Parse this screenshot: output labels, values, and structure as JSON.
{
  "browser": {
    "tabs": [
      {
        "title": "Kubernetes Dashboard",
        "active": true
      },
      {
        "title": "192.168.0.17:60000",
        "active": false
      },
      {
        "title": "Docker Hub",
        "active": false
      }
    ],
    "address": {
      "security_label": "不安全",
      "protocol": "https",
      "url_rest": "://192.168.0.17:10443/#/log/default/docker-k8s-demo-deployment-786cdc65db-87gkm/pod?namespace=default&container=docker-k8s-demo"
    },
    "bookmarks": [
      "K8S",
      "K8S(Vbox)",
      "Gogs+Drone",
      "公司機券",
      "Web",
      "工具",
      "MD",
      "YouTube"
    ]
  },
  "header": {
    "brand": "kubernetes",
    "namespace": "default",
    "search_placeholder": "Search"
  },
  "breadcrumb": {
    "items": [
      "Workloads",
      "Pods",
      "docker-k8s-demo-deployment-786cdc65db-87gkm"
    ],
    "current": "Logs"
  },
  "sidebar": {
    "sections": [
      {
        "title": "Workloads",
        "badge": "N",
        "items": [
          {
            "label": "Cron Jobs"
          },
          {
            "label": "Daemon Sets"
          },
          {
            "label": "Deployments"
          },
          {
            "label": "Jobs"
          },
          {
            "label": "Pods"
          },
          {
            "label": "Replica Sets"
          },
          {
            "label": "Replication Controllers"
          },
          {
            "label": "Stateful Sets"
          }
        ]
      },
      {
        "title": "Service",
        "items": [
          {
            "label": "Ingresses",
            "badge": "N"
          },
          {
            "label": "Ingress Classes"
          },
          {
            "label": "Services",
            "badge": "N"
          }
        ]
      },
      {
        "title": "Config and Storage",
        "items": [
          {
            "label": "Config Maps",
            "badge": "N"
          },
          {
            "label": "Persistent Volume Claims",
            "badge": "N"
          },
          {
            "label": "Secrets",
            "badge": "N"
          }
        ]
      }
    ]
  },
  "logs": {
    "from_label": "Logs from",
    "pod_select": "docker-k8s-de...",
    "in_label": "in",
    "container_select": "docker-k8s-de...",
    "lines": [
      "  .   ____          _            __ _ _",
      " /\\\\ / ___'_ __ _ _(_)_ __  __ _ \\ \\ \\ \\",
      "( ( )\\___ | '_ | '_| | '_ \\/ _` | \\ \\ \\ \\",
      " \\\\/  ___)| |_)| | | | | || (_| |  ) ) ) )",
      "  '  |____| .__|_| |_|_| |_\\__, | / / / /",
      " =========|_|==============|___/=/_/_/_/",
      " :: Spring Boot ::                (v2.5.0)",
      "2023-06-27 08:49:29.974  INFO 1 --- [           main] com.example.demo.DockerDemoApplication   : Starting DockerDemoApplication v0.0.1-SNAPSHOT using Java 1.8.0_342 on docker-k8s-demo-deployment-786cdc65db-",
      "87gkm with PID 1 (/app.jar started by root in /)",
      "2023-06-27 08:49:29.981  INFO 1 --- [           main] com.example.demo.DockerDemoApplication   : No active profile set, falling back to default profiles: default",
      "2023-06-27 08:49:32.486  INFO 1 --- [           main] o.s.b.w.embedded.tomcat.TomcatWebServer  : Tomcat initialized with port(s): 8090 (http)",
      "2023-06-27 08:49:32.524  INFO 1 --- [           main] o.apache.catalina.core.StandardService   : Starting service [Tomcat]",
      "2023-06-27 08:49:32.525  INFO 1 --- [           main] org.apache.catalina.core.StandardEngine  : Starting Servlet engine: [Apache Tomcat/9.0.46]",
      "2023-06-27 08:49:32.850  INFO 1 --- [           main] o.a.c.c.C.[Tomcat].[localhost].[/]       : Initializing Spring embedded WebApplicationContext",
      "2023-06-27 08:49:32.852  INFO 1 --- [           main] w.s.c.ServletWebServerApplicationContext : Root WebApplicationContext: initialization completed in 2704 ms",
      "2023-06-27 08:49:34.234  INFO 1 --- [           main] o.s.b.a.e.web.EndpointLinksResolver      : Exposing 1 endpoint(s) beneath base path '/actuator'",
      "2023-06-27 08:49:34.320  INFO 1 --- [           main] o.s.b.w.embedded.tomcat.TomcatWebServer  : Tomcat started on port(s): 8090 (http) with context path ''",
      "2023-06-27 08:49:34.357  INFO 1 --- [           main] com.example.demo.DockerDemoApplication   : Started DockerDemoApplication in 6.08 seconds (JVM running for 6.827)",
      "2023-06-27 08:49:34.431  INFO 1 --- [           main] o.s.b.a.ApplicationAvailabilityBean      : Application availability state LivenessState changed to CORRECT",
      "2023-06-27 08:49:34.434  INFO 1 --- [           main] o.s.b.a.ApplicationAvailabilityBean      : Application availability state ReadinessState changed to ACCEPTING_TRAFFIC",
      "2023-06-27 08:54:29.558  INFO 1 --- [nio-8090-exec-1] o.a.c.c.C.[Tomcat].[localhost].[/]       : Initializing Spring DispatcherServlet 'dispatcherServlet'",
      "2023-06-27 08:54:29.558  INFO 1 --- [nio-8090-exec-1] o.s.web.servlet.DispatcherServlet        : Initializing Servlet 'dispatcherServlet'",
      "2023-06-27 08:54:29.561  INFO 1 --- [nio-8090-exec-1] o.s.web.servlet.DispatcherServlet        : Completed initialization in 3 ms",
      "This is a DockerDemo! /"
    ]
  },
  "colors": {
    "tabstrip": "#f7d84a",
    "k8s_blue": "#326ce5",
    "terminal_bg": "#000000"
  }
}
------------
**EXERCISE REQUIREMENTS:** Take the listing above and write it out again exactly.

**FINAL RESULT:**
Parse this screenshot: output labels, values, and structure as JSON.
{
  "browser": {
    "tabs": [
      {
        "title": "Kubernetes Dashboard",
        "active": true
      },
      {
        "title": "192.168.0.17:60000",
        "active": false
      },
      {
        "title": "Docker Hub",
        "active": false
      }
    ],
    "address": {
      "security_label": "不安全",
      "protocol": "https",
      "url_rest": "://192.168.0.17:10443/#/log/default/docker-k8s-demo-deployment-786cdc65db-87gkm/pod?namespace=default&container=docker-k8s-demo"
    },
    "bookmarks": [
      "K8S",
      "K8S(Vbox)",
      "Gogs+Drone",
      "公司機券",
      "Web",
      "工具",
      "MD",
      "YouTube"
    ]
  },
  "header": {
    "brand": "kubernetes",
    "namespace": "default",
    "search_placeholder": "Search"
  },
  "breadcrumb": {
    "items": [
      "Workloads",
      "Pods",
      "docker-k8s-demo-deployment-786cdc65db-87gkm"
    ],
    "current": "Logs"
  },
  "sidebar": {
    "sections": [
      {
        "title": "Workloads",
        "badge": "N",
        "items": [
          {
            "label": "Cron Jobs"
          },
          {
            "label": "Daemon Sets"
          },
          {
            "label": "Deployments"
          },
          {
            "label": "Jobs"
          },
          {
            "label": "Pods"
          },
          {
            "label": "Replica Sets"
          },
          {
            "label": "Replication Controllers"
          },
          {
            "label": "Stateful Sets"
          }
        ]
      },
      {
        "title": "Service",
        "items": [
          {
            "label": "Ingresses",
            "badge": "N"
          },
          {
            "label": "Ingress Classes"
          },
          {
            "label": "Services",
            "badge": "N"
          }
        ]
      },
      {
        "title": "Config and Storage",
        "items": [
          {
            "label": "Config Maps",
            "badge": "N"
          },
          {
            "label": "Persistent Volume Claims",
            "badge": "N"
          },
          {
            "label": "Secrets",
            "badge": "N"
          }
        ]
      }
    ]
  },
  "logs": {
    "from_label": "Logs from",
    "pod_select": "docker-k8s-de...",
    "in_label": "in",
    "container_select": "docker-k8s-de...",
    "lines": [
      "  .   ____          _            __ _ _",
      " /\\\\ / ___'_ __ _ _(_)_ __  __ _ \\ \\ \\ \\",
      "( ( )\\___ | '_ | '_| | '_ \\/ _` | \\ \\ \\ \\",
      " \\\\/  ___)| |_)| | | | | || (_| |  ) ) ) )",
      "  '  |____| .__|_| |_|_| |_\\__, | / / / /",
      " =========|_|==============|___/=/_/_/_/",
      " :: Spring Boot ::                (v2.5.0)",
      "2023-06-27 08:49:29.974  INFO 1 --- [           main] com.example.demo.DockerDemoApplication   : Starting DockerDemoApplication v0.0.1-SNAPSHOT using Java 1.8.0_342 on docker-k8s-demo-deployment-786cdc65db-",
      "87gkm with PID 1 (/app.jar started by root in /)",
      "2023-06-27 08:49:29.981  INFO 1 --- [           main] com.example.demo.DockerDemoApplication   : No active profile set, falling back to default profiles: default",
      "2023-06-27 08:49:32.486  INFO 1 --- [           main] o.s.b.w.embedded.tomcat.TomcatWebServer  : Tomcat initialized with port(s): 8090 (http)",
      "2023-06-27 08:49:32.524  INFO 1 --- [           main] o.apache.catalina.core.StandardService   : Starting service [Tomcat]",
      "2023-06-27 08:49:32.525  INFO 1 --- [           main] org.apache.catalina.core.StandardEngine  : Starting Servlet engine: [Apache Tomcat/9.0.46]",
      "2023-06-27 08:49:32.850  INFO 1 --- [           main] o.a.c.c.C.[Tomcat].[localhost].[/]       : Initializing Spring embedded WebApplicationContext",
      "2023-06-27 08:49:32.852  INFO 1 --- [           main] w.s.c.ServletWebServerApplicationContext : Root WebApplicationContext: initialization completed in 2704 ms",
      "2023-06-27 08:49:34.234  INFO 1 --- [           main] o.s.b.a.e.web.EndpointLinksResolver      : Exposing 1 endpoint(s) beneath base path '/actuator'",
      "2023-06-27 08:49:34.320  INFO 1 --- [           main] o.s.b.w.embedded.tomcat.TomcatWebServer  : Tomcat started on port(s): 8090 (http) with context path ''",
      "2023-06-27 08:49:34.357  INFO 1 --- [           main] com.example.demo.DockerDemoApplication   : Started DockerDemoApplication in 6.08 seconds (JVM running for 6.827)",
      "2023-06-27 08:49:34.431  INFO 1 --- [           main] o.s.b.a.ApplicationAvailabilityBean      : Application availability state LivenessState changed to CORRECT",
      "2023-06-27 08:49:34.434  INFO 1 --- [           main] o.s.b.a.ApplicationAvailabilityBean      : Application availability state ReadinessState changed to ACCEPTING_TRAFFIC",
      "2023-06-27 08:54:29.558  INFO 1 --- [nio-8090-exec-1] o.a.c.c.C.[Tomcat].[localhost].[/]       : Initializing Spring DispatcherServlet 'dispatcherServlet'",
      "2023-06-27 08:54:29.558  INFO 1 --- [nio-8090-exec-1] o.s.web.servlet.DispatcherServlet        : Initializing Servlet 'dispatcherServlet'",
      "2023-06-27 08:54:29.561  INFO 1 --- [nio-8090-exec-1] o.s.web.servlet.DispatcherServlet        : Completed initialization in 3 ms",
      "This is a DockerDemo! /"
    ]
  },
  "colors": {
    "tabstrip": "#f7d84a",
    "k8s_blue": "#326ce5",
    "terminal_bg": "#000000"
  }
}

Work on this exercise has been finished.